Records provided ->
━━━━━━━━━━
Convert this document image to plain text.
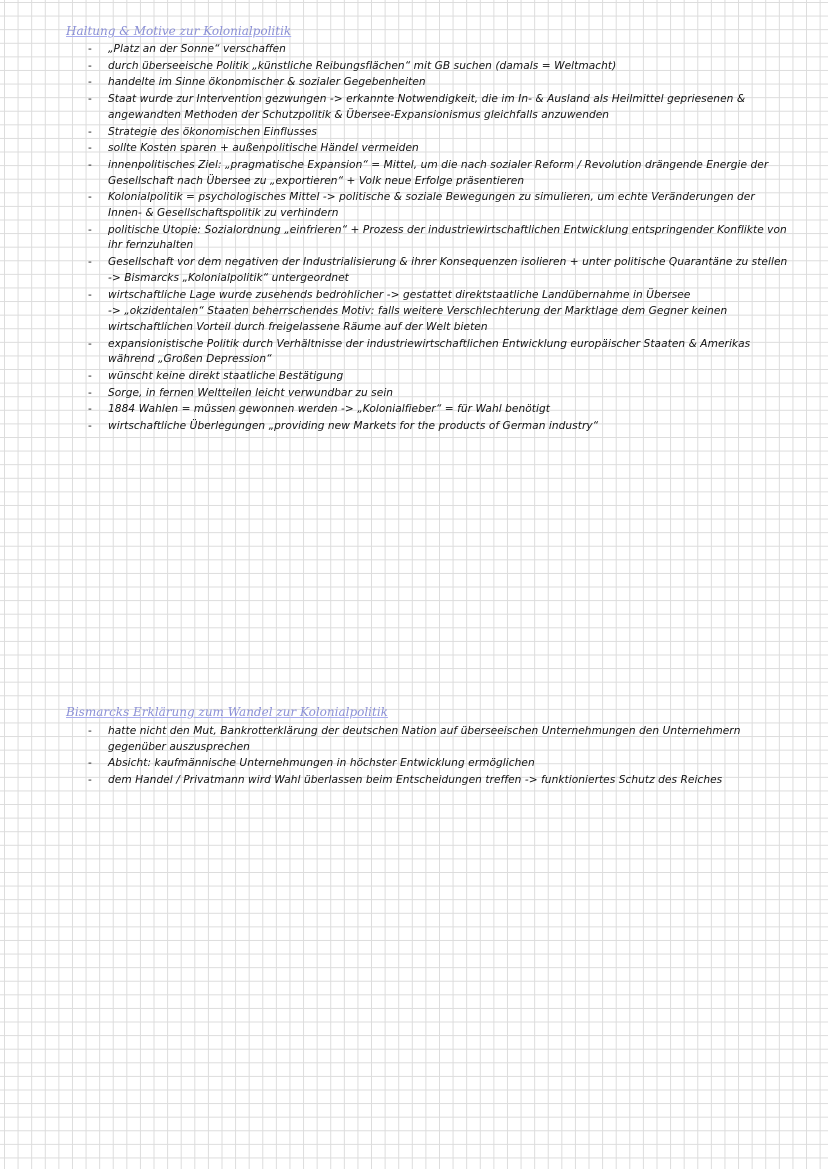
Haltung & Motive zur Kolonialpolitik
- „Platz an der Sonne“ verschaffen
- durch überseeische Politik „künstliche Reibungsflächen“ mit GB suchen (damals = Weltmacht)
- handelte im Sinne ökonomischer & sozialer Gegebenheiten
- Staat wurde zur Intervention gezwungen -> erkannte Notwendigkeit, die im In- & Ausland als Heilmittel gepriesenen & angewandten Methoden der Schutzpolitik & Übersee-Expansionismus gleichfalls anzuwenden
- Strategie des ökonomischen Einflusses
- sollte Kosten sparen + außenpolitische Händel vermeiden
- innenpolitisches Ziel: „pragmatische Expansion“ = Mittel, um die nach sozialer Reform / Revolution drängende Energie der Gesellschaft nach Übersee zu „exportieren“ + Volk neue Erfolge präsentieren
- Kolonialpolitik = psychologisches Mittel -> politische & soziale Bewegungen zu simulieren, um echte Veränderungen der Innen- & Gesellschaftspolitik zu verhindern
- politische Utopie: Sozialordnung „einfrieren“ + Prozess der industriewirtschaftlichen Entwicklung entspringender Konflikte von ihr fernzuhalten
- Gesellschaft vor dem negativen der Industrialisierung & ihrer Konsequenzen isolieren + unter politische Quarantäne zu stellen -> Bismarcks „Kolonialpolitik“ untergeordnet
- wirtschaftliche Lage wurde zusehends bedrohlicher -> gestattet direktstaatliche Landübernahme in Übersee
-> „okzidentalen“ Staaten beherrschendes Motiv: falls weitere Verschlechterung der Marktlage dem Gegner keinen wirtschaftlichen Vorteil durch freigelassene Räume auf der Welt bieten
- expansionistische Politik durch Verhältnisse der industriewirtschaftlichen Entwicklung europäischer Staaten & Amerikas während „Großen Depression“
- wünscht keine direkt staatliche Bestätigung
- Sorge, in fernen Weltteilen leicht verwundbar zu sein
- 1884 Wahlen = müssen gewonnen werden -> „Kolonialfieber“ = für Wahl benötigt
- wirtschaftliche Überlegungen „providing new Markets for the products of German industry“
Bismarcks Erklärung zum Wandel zur Kolonialpolitik
- hatte nicht den Mut, Bankrotterklärung der deutschen Nation auf überseeischen Unternehmungen den Unternehmern gegenüber auszusprechen
- Absicht: kaufmännische Unternehmungen in höchster Entwicklung ermöglichen
- dem Handel / Privatmann wird Wahl überlassen beim Entscheidungen treffen -> funktioniertes Schutz des Reiches
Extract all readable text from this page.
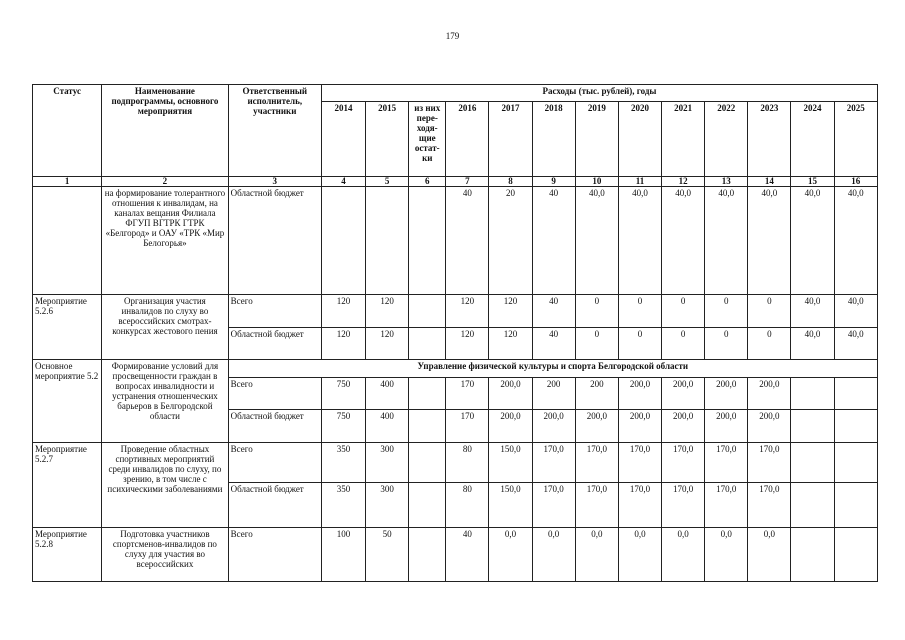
179
Статус	Наименование подпрограммы, основного мероприятия	Ответственный исполнитель, участники	Расходы (тыс. рублей), годы												
			2014	2015	из них пере-ходя-щие остат-ки	2016	2017	2018	2019	2020	2021	2022	2023	2024	2025
1	2	3	4	5	6	7	8	9	10	11	12	13	14	15	16
	на формирование толерантного отношения к инвалидам, на каналах вещания Филиала ФГУП ВГТРК ГТРК «Белгород» и ОАУ «ТРК «Мир Белогорья»	Областной бюджет				40	20	40	40,0	40,0	40,0	40,0	40,0	40,0	40,0
Мероприятие 5.2.6	Организация участия инвалидов по слуху во всероссийских смотрах-конкурсах жестового пения	Всего	120	120		120	120	40	0	0	0	0	0	40,0	40,0
		Областной бюджет	120	120		120	120	40	0	0	0	0	0	40,0	40,0
Основное мероприятие 5.2	Формирование условий для просвещенности граждан в вопросах инвалидности и устранения отношенческих барьеров в Белгородской области	Управление физической культуры и спорта Белгородской области													
		Всего	750	400		170	200,0	200	200	200,0	200,0	200,0	200,0		
		Областной бюджет	750	400		170	200,0	200,0	200,0	200,0	200,0	200,0	200,0		
Мероприятие 5.2.7	Проведение областных спортивных мероприятий среди инвалидов по слуху, по зрению, в том числе с психическими заболеваниями	Всего	350	300		80	150,0	170,0	170,0	170,0	170,0	170,0	170,0		
		Областной бюджет	350	300		80	150,0	170,0	170,0	170,0	170,0	170,0	170,0		
Мероприятие 5.2.8	Подготовка участников спортсменов-инвалидов по слуху для участия во всероссийских	Всего	100	50		40	0,0	0,0	0,0	0,0	0,0	0,0	0,0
━━━━━━━━━━
Set task -> Show every line from the entries above in which the word "wurde" appears.

Answer to the exercise ->
- Staat wurde zur Intervention gezwungen -> erkannte Notwendigkeit, die im In- & Ausland als Heilmittel gepriesenen & angewandten Methoden der Schutzpolitik & Übersee-Expansionismus gleichfalls anzuwenden
- wirtschaftliche Lage wurde zusehends bedrohlicher -> gestattet direktstaatliche Landübernahme in Übersee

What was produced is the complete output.